REQUIRED ACTIONS ::
1) Answer these questions from the message about reproducing the LTO build:
(a) Which LLVM branch was used?
(b) Which commit needs to be cherry-picked?
(c) Which directory is added to PATH before the configuration and make commands?
2) Please explain, in one to three sentences, why the message about reproducing the LTO build says to cherry-pick commit 976aac5f8829.

SOURCE DOCUMENT ::
++++++++++
Adding Sami because I am not sure why this patch would have much of an impact
in relation to LTO. https://git.kernel.org/tip/25cf0d8aa2a3 is the patch in
question.

If I can provide any further information or help debug, please let me know.

If you are interested in reproducing this locally, you will need a
fairly recent LLVM stack (I used the stable release/12.x branch) and to
cherry-pick commit 976aac5f8829 ("kcsan: Fix debugfs initcall return
type") to fix an unrelated build failure. My script [2] can build a
self-contained toolchain fairly quickly if you cannot get one from your
package manager. A command like below will speed up the build a bit:

$ ./build-llvm.py \
    --branch "release/12.x" \
    --build-stage1-only \
    --install-stage1-only \
    --projects "clang;lld" \
    --targets X86

After adding the "install/bin" directory to PATH:

$ echo "CONFIG_GCOV_KERNEL=n
CONFIG_KASAN=n
CONFIG_LTO_CLANG_THIN=y" >allmod.config

$ make -skj"$(nproc)" LLVM=1 LLVM_IAS=1 allmodconfig all

[1]: https://github.com/sharkdp/hyperfine
[2]: https://github.com/ClangBuiltLinux/tc-build

Cheers,
Nathan
++++++++++
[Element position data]

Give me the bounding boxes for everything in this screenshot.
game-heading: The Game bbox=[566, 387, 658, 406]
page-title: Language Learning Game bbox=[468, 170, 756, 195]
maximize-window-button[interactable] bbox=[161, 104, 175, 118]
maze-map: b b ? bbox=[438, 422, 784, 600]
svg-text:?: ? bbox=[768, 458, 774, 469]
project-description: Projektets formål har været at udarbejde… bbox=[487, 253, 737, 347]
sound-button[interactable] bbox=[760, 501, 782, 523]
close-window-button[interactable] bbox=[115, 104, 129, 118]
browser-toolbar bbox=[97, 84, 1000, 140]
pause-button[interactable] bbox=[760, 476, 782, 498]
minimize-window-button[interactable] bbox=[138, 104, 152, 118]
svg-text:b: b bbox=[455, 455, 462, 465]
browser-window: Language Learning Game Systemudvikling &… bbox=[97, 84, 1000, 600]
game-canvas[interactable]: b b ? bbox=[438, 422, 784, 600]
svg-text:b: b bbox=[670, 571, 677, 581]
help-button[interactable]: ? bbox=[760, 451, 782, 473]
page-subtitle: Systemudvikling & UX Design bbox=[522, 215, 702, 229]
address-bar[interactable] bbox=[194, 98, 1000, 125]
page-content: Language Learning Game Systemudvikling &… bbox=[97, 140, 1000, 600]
++++++++++
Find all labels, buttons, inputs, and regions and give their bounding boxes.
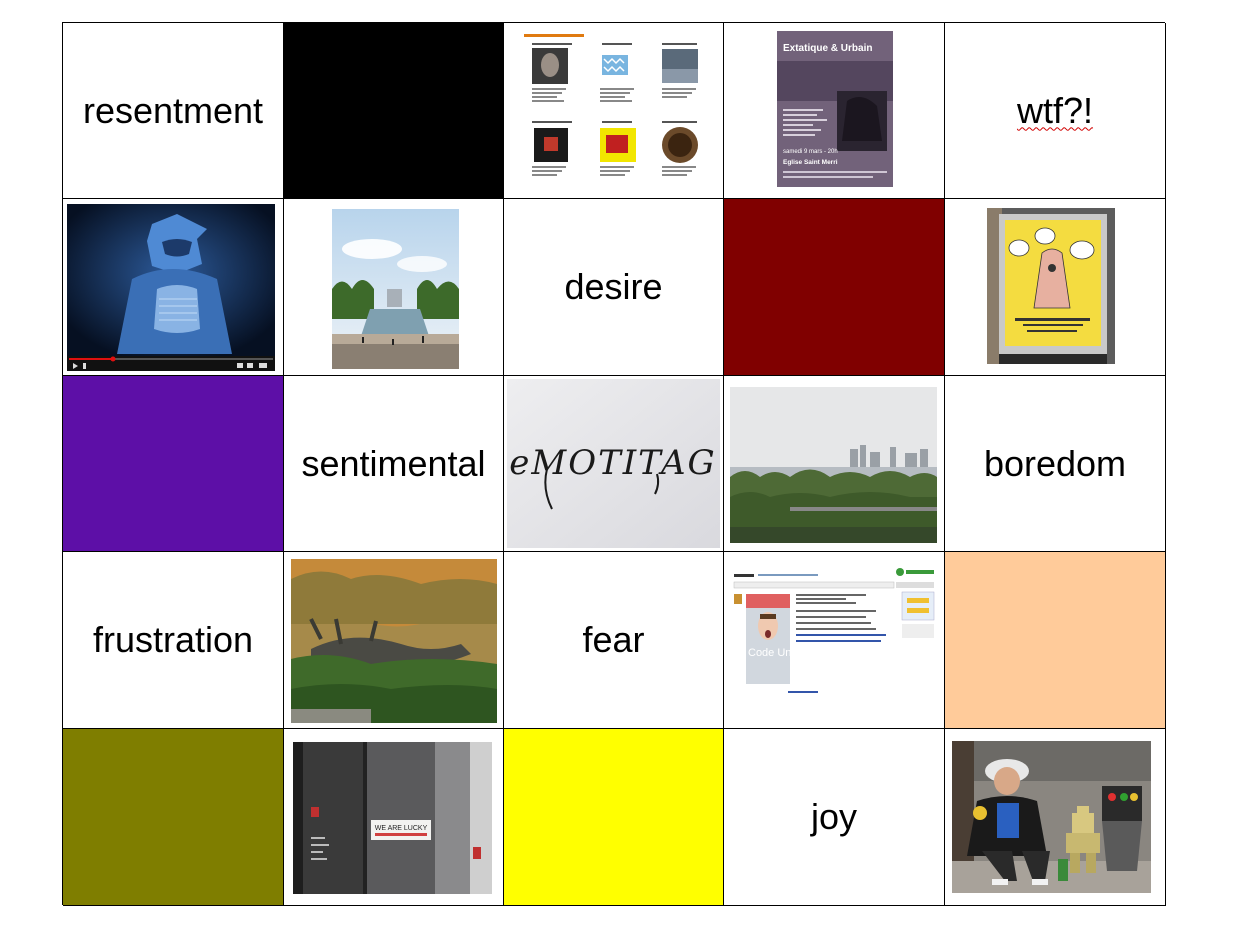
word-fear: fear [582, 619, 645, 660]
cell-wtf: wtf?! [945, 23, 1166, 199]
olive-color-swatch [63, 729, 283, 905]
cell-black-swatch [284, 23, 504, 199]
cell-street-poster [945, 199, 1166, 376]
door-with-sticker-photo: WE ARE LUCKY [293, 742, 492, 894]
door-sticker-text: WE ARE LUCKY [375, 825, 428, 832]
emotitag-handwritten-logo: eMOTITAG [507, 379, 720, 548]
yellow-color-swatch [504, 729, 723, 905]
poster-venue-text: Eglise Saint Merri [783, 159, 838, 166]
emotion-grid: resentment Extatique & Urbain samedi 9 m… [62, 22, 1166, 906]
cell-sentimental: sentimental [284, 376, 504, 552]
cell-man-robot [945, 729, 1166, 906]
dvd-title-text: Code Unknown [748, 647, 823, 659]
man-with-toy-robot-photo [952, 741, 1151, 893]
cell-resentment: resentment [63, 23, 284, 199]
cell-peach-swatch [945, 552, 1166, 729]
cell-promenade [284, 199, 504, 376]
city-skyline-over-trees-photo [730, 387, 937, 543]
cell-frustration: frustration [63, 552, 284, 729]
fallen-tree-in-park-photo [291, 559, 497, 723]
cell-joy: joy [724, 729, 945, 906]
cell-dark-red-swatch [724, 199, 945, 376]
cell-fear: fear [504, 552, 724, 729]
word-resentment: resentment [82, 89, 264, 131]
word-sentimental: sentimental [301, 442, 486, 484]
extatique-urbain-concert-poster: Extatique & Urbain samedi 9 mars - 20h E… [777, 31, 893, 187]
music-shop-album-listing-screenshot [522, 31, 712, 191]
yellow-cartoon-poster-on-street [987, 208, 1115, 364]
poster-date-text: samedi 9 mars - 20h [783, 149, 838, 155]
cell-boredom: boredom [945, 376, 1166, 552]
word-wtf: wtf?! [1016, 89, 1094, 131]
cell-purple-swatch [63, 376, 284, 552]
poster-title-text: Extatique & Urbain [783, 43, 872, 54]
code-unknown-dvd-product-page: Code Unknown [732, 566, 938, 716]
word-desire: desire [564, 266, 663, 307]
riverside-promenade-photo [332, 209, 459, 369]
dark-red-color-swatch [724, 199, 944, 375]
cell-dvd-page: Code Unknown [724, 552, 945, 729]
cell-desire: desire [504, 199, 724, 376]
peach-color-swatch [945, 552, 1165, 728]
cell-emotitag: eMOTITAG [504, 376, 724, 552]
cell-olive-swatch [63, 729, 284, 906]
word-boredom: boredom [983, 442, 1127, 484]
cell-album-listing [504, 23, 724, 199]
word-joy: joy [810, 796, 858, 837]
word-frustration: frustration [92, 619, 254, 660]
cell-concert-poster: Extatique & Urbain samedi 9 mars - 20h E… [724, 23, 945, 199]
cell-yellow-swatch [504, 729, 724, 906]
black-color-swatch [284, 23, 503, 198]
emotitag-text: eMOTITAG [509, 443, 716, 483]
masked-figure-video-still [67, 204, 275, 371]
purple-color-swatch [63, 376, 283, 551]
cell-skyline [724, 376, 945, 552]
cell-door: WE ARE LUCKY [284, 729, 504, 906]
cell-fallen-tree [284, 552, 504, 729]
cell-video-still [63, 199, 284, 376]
++++++++++
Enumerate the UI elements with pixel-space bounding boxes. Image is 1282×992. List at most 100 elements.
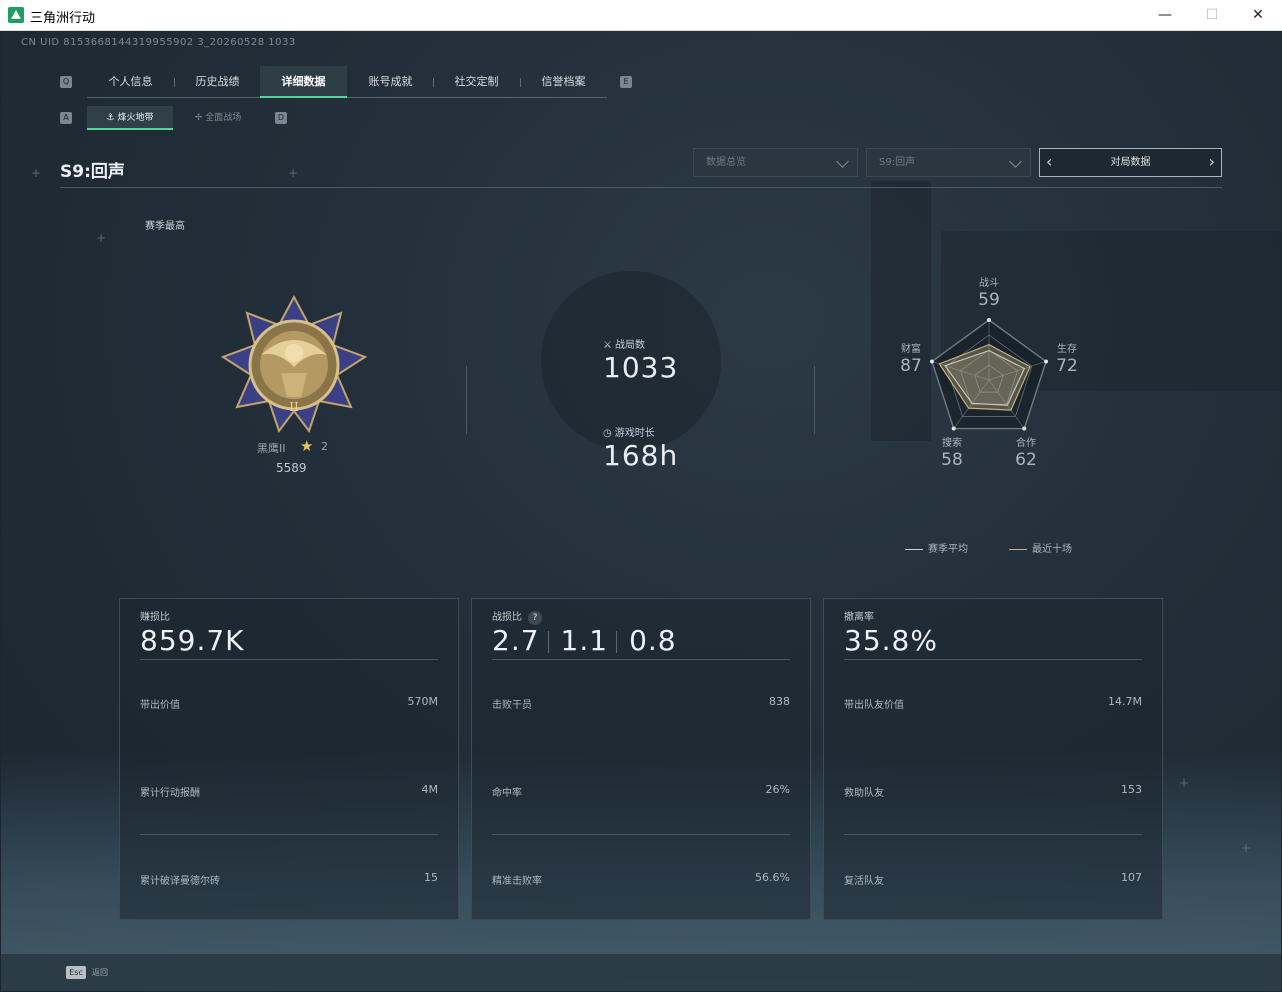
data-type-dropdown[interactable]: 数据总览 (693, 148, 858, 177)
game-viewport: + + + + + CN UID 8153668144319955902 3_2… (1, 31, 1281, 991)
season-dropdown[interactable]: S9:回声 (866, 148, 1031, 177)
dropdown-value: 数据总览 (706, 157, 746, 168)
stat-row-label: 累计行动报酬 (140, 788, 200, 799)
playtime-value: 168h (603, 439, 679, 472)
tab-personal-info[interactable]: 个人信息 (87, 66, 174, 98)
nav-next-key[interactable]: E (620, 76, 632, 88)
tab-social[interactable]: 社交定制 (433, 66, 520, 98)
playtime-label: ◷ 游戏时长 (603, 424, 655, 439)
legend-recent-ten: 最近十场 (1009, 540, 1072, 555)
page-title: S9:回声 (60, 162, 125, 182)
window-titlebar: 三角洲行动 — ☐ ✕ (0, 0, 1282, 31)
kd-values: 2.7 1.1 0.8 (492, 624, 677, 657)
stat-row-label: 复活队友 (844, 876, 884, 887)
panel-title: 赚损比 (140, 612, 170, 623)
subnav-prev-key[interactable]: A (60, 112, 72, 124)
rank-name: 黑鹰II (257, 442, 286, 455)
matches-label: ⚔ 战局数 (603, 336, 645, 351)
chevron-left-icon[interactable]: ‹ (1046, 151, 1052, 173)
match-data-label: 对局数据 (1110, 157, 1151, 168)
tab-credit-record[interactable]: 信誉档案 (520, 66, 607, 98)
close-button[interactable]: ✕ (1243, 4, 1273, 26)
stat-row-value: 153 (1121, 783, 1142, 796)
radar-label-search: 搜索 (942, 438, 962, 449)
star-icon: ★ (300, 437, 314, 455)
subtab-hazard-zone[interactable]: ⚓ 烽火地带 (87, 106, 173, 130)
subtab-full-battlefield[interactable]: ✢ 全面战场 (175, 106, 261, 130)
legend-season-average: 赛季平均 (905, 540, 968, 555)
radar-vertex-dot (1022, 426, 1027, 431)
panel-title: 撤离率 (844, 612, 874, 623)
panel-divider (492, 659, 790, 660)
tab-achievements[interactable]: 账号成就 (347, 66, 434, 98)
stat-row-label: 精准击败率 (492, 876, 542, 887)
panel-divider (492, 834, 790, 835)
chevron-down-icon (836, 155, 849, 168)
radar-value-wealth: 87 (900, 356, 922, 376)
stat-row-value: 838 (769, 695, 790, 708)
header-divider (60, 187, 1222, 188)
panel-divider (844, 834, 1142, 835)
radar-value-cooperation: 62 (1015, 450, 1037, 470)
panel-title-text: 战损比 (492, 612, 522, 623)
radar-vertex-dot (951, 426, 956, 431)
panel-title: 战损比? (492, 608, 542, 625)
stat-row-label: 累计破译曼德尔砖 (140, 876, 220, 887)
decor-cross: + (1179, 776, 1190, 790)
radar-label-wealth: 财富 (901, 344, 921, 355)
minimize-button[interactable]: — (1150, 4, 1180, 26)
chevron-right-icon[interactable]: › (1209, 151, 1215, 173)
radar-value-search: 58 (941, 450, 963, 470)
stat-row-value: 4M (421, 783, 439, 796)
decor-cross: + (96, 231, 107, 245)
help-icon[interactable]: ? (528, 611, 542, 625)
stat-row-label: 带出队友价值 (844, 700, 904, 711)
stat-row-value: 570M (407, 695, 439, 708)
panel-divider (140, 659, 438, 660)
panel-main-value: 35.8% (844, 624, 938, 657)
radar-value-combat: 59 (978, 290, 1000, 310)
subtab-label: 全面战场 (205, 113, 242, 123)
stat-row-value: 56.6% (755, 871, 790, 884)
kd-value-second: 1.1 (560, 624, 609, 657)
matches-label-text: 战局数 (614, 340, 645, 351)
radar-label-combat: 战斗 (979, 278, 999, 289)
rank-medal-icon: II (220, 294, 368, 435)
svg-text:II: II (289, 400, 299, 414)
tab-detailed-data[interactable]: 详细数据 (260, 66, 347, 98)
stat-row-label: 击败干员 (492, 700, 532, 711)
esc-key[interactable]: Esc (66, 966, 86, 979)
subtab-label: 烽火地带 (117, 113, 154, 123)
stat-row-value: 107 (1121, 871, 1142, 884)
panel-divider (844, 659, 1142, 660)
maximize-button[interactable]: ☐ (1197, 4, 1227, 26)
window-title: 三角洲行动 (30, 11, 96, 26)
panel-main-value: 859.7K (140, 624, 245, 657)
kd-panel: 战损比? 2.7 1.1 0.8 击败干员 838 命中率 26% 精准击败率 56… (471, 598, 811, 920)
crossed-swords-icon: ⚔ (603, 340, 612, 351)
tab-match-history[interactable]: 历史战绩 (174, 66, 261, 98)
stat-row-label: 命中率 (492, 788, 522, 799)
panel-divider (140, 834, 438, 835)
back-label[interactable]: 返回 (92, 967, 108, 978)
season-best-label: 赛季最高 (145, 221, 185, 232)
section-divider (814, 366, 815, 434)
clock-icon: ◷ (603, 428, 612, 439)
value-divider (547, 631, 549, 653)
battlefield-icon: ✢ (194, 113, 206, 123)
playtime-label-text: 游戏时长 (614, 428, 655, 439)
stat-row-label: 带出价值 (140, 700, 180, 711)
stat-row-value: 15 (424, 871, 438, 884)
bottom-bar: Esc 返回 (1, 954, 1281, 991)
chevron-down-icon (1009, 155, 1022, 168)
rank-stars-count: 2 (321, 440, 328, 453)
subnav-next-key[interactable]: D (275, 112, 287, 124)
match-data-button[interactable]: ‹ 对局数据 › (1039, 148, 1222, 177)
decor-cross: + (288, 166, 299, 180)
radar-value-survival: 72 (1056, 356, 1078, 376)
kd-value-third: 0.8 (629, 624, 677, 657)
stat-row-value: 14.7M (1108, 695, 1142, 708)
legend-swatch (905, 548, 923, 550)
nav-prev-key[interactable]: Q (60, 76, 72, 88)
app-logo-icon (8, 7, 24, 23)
++++++++++
WRITTEN RESPONSES ::
1)
(a) The stable release/12.x branch.
(b) Commit 976aac5f8829 ("kcsan: Fix debugfs initcall return type").
(c) The "install/bin" directory.

2) The commit fixes a build failure that is unrelated to the issue being reproduced. Without it, the build would fail for that separate reason.